OBJECTIVE:
Write out the entire listing below exactly as it appears, minus any pictures.

Extracts from a graphics dataset:
▼
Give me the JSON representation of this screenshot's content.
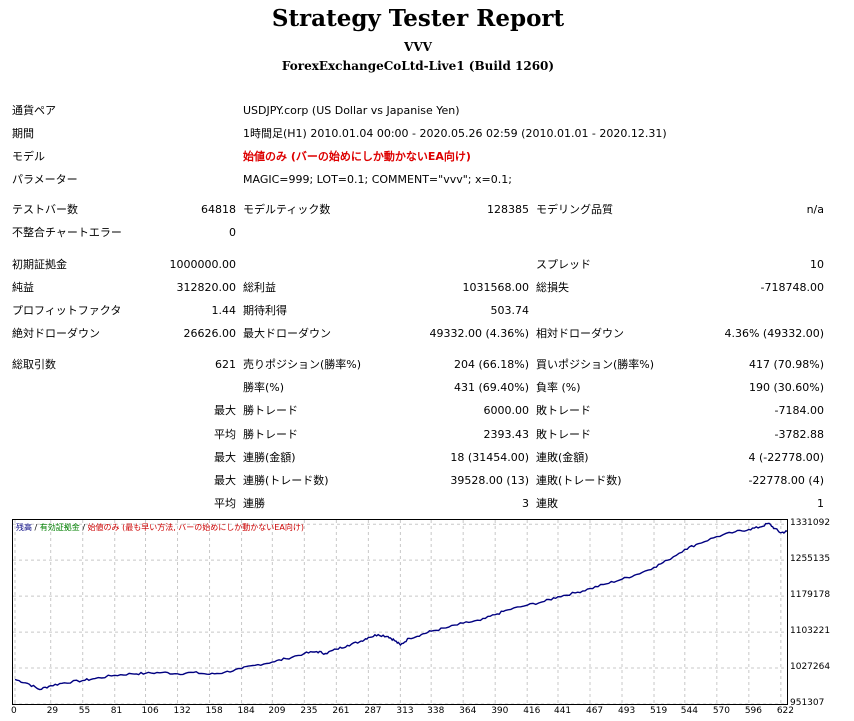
{
  "header": {
    "title": "Strategy Tester Report",
    "ea_name": "VVV",
    "server": "ForexExchangeCoLtd-Live1 (Build 1260)"
  },
  "info": {
    "symbol_label": "通貨ペア",
    "symbol_value": "USDJPY.corp (US Dollar vs Japanise Yen)",
    "period_label": "期間",
    "period_value": "1時間足(H1) 2010.01.04 00:00 - 2020.05.26 02:59 (2010.01.01 - 2020.12.31)",
    "model_label": "モデル",
    "model_value": "始値のみ (バーの始めにしか動かないEA向け)",
    "params_label": "パラメーター",
    "params_value": "MAGIC=999; LOT=0.1; COMMENT=\"vvv\"; x=0.1;"
  },
  "stats": {
    "bars_label": "テストバー数",
    "bars_value": "64818",
    "ticks_label": "モデルティック数",
    "ticks_value": "128385",
    "quality_label": "モデリング品質",
    "quality_value": "n/a",
    "mismatch_label": "不整合チャートエラー",
    "mismatch_value": "0",
    "deposit_label": "初期証拠金",
    "deposit_value": "1000000.00",
    "spread_label": "スプレッド",
    "spread_value": "10",
    "net_label": "純益",
    "net_value": "312820.00",
    "gross_profit_label": "総利益",
    "gross_profit_value": "1031568.00",
    "gross_loss_label": "総損失",
    "gross_loss_value": "-718748.00",
    "pf_label": "プロフィットファクタ",
    "pf_value": "1.44",
    "expected_label": "期待利得",
    "expected_value": "503.74",
    "abs_dd_label": "絶対ドローダウン",
    "abs_dd_value": "26626.00",
    "max_dd_label": "最大ドローダウン",
    "max_dd_value": "49332.00 (4.36%)",
    "rel_dd_label": "相対ドローダウン",
    "rel_dd_value": "4.36% (49332.00)",
    "trades_label": "総取引数",
    "trades_value": "621",
    "short_label": "売りポジション(勝率%)",
    "short_value": "204 (66.18%)",
    "long_label": "買いポジション(勝率%)",
    "long_value": "417 (70.98%)",
    "win_rate_label": "勝率(%)",
    "win_rate_value": "431 (69.40%)",
    "loss_rate_label": "負率 (%)",
    "loss_rate_value": "190 (30.60%)",
    "max_prefix": "最大",
    "avg_prefix": "平均",
    "largest_win_label": "勝トレード",
    "largest_win_value": "6000.00",
    "largest_loss_label": "敗トレード",
    "largest_loss_value": "-7184.00",
    "avg_win_label": "勝トレード",
    "avg_win_value": "2393.43",
    "avg_loss_label": "敗トレード",
    "avg_loss_value": "-3782.88",
    "cons_wins_amt_label": "連勝(金額)",
    "cons_wins_amt_value": "18 (31454.00)",
    "cons_losses_amt_label": "連敗(金額)",
    "cons_losses_amt_value": "4 (-22778.00)",
    "cons_profit_label": "連勝(トレード数)",
    "cons_profit_value": "39528.00 (13)",
    "cons_loss_label": "連敗(トレード数)",
    "cons_loss_value": "-22778.00 (4)",
    "avg_cons_wins_label": "連勝",
    "avg_cons_wins_value": "3",
    "avg_cons_losses_label": "連敗",
    "avg_cons_losses_value": "1"
  },
  "chart_legend": {
    "balance": "残高",
    "sep1": " / ",
    "margin": "有効証拠金",
    "sep2": " / ",
    "model": "始値のみ (最も早い方法, バーの始めにしか動かないEA向け)",
    "balance_color": "#000080",
    "margin_color": "#008000",
    "model_color": "#cc0000"
  },
  "chart_data": {
    "type": "line",
    "title": "",
    "xlabel": "",
    "ylabel": "",
    "x_ticks": [
      0,
      29,
      55,
      81,
      106,
      132,
      158,
      184,
      209,
      235,
      261,
      287,
      313,
      338,
      364,
      390,
      416,
      441,
      467,
      493,
      519,
      544,
      570,
      596,
      622
    ],
    "y_ticks": [
      951307,
      1027264,
      1103221,
      1179178,
      1255135,
      1331092
    ],
    "xlim": [
      0,
      627
    ],
    "ylim": [
      951307,
      1340000
    ],
    "grid": true,
    "series": [
      {
        "color": "#000080",
        "points": [
          [
            0,
            1003000
          ],
          [
            10,
            995000
          ],
          [
            20,
            982000
          ],
          [
            29,
            990000
          ],
          [
            40,
            996000
          ],
          [
            55,
            1001000
          ],
          [
            65,
            1005000
          ],
          [
            81,
            1012000
          ],
          [
            95,
            1015000
          ],
          [
            106,
            1016000
          ],
          [
            120,
            1018000
          ],
          [
            132,
            1015000
          ],
          [
            145,
            1018000
          ],
          [
            158,
            1014000
          ],
          [
            170,
            1018000
          ],
          [
            184,
            1026000
          ],
          [
            195,
            1033000
          ],
          [
            209,
            1040000
          ],
          [
            220,
            1047000
          ],
          [
            235,
            1058000
          ],
          [
            245,
            1062000
          ],
          [
            252,
            1058000
          ],
          [
            261,
            1067000
          ],
          [
            270,
            1075000
          ],
          [
            280,
            1083000
          ],
          [
            287,
            1092000
          ],
          [
            295,
            1098000
          ],
          [
            303,
            1094000
          ],
          [
            308,
            1086000
          ],
          [
            313,
            1076000
          ],
          [
            320,
            1090000
          ],
          [
            330,
            1098000
          ],
          [
            338,
            1105000
          ],
          [
            350,
            1112000
          ],
          [
            364,
            1122000
          ],
          [
            378,
            1128000
          ],
          [
            390,
            1140000
          ],
          [
            400,
            1150000
          ],
          [
            416,
            1160000
          ],
          [
            430,
            1168000
          ],
          [
            441,
            1178000
          ],
          [
            455,
            1186000
          ],
          [
            467,
            1195000
          ],
          [
            480,
            1205000
          ],
          [
            493,
            1215000
          ],
          [
            505,
            1225000
          ],
          [
            519,
            1240000
          ],
          [
            530,
            1255000
          ],
          [
            544,
            1278000
          ],
          [
            555,
            1290000
          ],
          [
            570,
            1305000
          ],
          [
            585,
            1315000
          ],
          [
            596,
            1320000
          ],
          [
            605,
            1325000
          ],
          [
            612,
            1333000
          ],
          [
            617,
            1322000
          ],
          [
            622,
            1313000
          ],
          [
            627,
            1316000
          ]
        ]
      }
    ]
  }
}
▲
THE REPLY:
Give me the JSON representation of this screenshot's content.
{
  "header": {
    "title": "Strategy Tester Report",
    "ea_name": "VVV",
    "server": "ForexExchangeCoLtd-Live1 (Build 1260)"
  },
  "info": {
    "symbol_label": "通貨ペア",
    "symbol_value": "USDJPY.corp (US Dollar vs Japanise Yen)",
    "period_label": "期間",
    "period_value": "1時間足(H1) 2010.01.04 00:00 - 2020.05.26 02:59 (2010.01.01 - 2020.12.31)",
    "model_label": "モデル",
    "model_value": "始値のみ (バーの始めにしか動かないEA向け)",
    "params_label": "パラメーター",
    "params_value": "MAGIC=999; LOT=0.1; COMMENT=\"vvv\"; x=0.1;"
  },
  "stats": {
    "bars_label": "テストバー数",
    "bars_value": "64818",
    "ticks_label": "モデルティック数",
    "ticks_value": "128385",
    "quality_label": "モデリング品質",
    "quality_value": "n/a",
    "mismatch_label": "不整合チャートエラー",
    "mismatch_value": "0",
    "deposit_label": "初期証拠金",
    "deposit_value": "1000000.00",
    "spread_label": "スプレッド",
    "spread_value": "10",
    "net_label": "純益",
    "net_value": "312820.00",
    "gross_profit_label": "総利益",
    "gross_profit_value": "1031568.00",
    "gross_loss_label": "総損失",
    "gross_loss_value": "-718748.00",
    "pf_label": "プロフィットファクタ",
    "pf_value": "1.44",
    "expected_label": "期待利得",
    "expected_value": "503.74",
    "abs_dd_label": "絶対ドローダウン",
    "abs_dd_value": "26626.00",
    "max_dd_label": "最大ドローダウン",
    "max_dd_value": "49332.00 (4.36%)",
    "rel_dd_label": "相対ドローダウン",
    "rel_dd_value": "4.36% (49332.00)",
    "trades_label": "総取引数",
    "trades_value": "621",
    "short_label": "売りポジション(勝率%)",
    "short_value": "204 (66.18%)",
    "long_label": "買いポジション(勝率%)",
    "long_value": "417 (70.98%)",
    "win_rate_label": "勝率(%)",
    "win_rate_value": "431 (69.40%)",
    "loss_rate_label": "負率 (%)",
    "loss_rate_value": "190 (30.60%)",
    "max_prefix": "最大",
    "avg_prefix": "平均",
    "largest_win_label": "勝トレード",
    "largest_win_value": "6000.00",
    "largest_loss_label": "敗トレード",
    "largest_loss_value": "-7184.00",
    "avg_win_label": "勝トレード",
    "avg_win_value": "2393.43",
    "avg_loss_label": "敗トレード",
    "avg_loss_value": "-3782.88",
    "cons_wins_amt_label": "連勝(金額)",
    "cons_wins_amt_value": "18 (31454.00)",
    "cons_losses_amt_label": "連敗(金額)",
    "cons_losses_amt_value": "4 (-22778.00)",
    "cons_profit_label": "連勝(トレード数)",
    "cons_profit_value": "39528.00 (13)",
    "cons_loss_label": "連敗(トレード数)",
    "cons_loss_value": "-22778.00 (4)",
    "avg_cons_wins_label": "連勝",
    "avg_cons_wins_value": "3",
    "avg_cons_losses_label": "連敗",
    "avg_cons_losses_value": "1"
  },
  "chart_legend": {
    "balance": "残高",
    "sep1": " / ",
    "margin": "有効証拠金",
    "sep2": " / ",
    "model": "始値のみ (最も早い方法, バーの始めにしか動かないEA向け)",
    "balance_color": "#000080",
    "margin_color": "#008000",
    "model_color": "#cc0000"
  },
  "chart_data": {
    "type": "line",
    "title": "",
    "xlabel": "",
    "ylabel": "",
    "x_ticks": [
      0,
      29,
      55,
      81,
      106,
      132,
      158,
      184,
      209,
      235,
      261,
      287,
      313,
      338,
      364,
      390,
      416,
      441,
      467,
      493,
      519,
      544,
      570,
      596,
      622
    ],
    "y_ticks": [
      951307,
      1027264,
      1103221,
      1179178,
      1255135,
      1331092
    ],
    "xlim": [
      0,
      627
    ],
    "ylim": [
      951307,
      1340000
    ],
    "grid": true,
    "series": [
      {
        "color": "#000080",
        "points": [
          [
            0,
            1003000
          ],
          [
            10,
            995000
          ],
          [
            20,
            982000
          ],
          [
            29,
            990000
          ],
          [
            40,
            996000
          ],
          [
            55,
            1001000
          ],
          [
            65,
            1005000
          ],
          [
            81,
            1012000
          ],
          [
            95,
            1015000
          ],
          [
            106,
            1016000
          ],
          [
            120,
            1018000
          ],
          [
            132,
            1015000
          ],
          [
            145,
            1018000
          ],
          [
            158,
            1014000
          ],
          [
            170,
            1018000
          ],
          [
            184,
            1026000
          ],
          [
            195,
            1033000
          ],
          [
            209,
            1040000
          ],
          [
            220,
            1047000
          ],
          [
            235,
            1058000
          ],
          [
            245,
            1062000
          ],
          [
            252,
            1058000
          ],
          [
            261,
            1067000
          ],
          [
            270,
            1075000
          ],
          [
            280,
            1083000
          ],
          [
            287,
            1092000
          ],
          [
            295,
            1098000
          ],
          [
            303,
            1094000
          ],
          [
            308,
            1086000
          ],
          [
            313,
            1076000
          ],
          [
            320,
            1090000
          ],
          [
            330,
            1098000
          ],
          [
            338,
            1105000
          ],
          [
            350,
            1112000
          ],
          [
            364,
            1122000
          ],
          [
            378,
            1128000
          ],
          [
            390,
            1140000
          ],
          [
            400,
            1150000
          ],
          [
            416,
            1160000
          ],
          [
            430,
            1168000
          ],
          [
            441,
            1178000
          ],
          [
            455,
            1186000
          ],
          [
            467,
            1195000
          ],
          [
            480,
            1205000
          ],
          [
            493,
            1215000
          ],
          [
            505,
            1225000
          ],
          [
            519,
            1240000
          ],
          [
            530,
            1255000
          ],
          [
            544,
            1278000
          ],
          [
            555,
            1290000
          ],
          [
            570,
            1305000
          ],
          [
            585,
            1315000
          ],
          [
            596,
            1320000
          ],
          [
            605,
            1325000
          ],
          [
            612,
            1333000
          ],
          [
            617,
            1322000
          ],
          [
            622,
            1313000
          ],
          [
            627,
            1316000
          ]
        ]
      }
    ]
  }
}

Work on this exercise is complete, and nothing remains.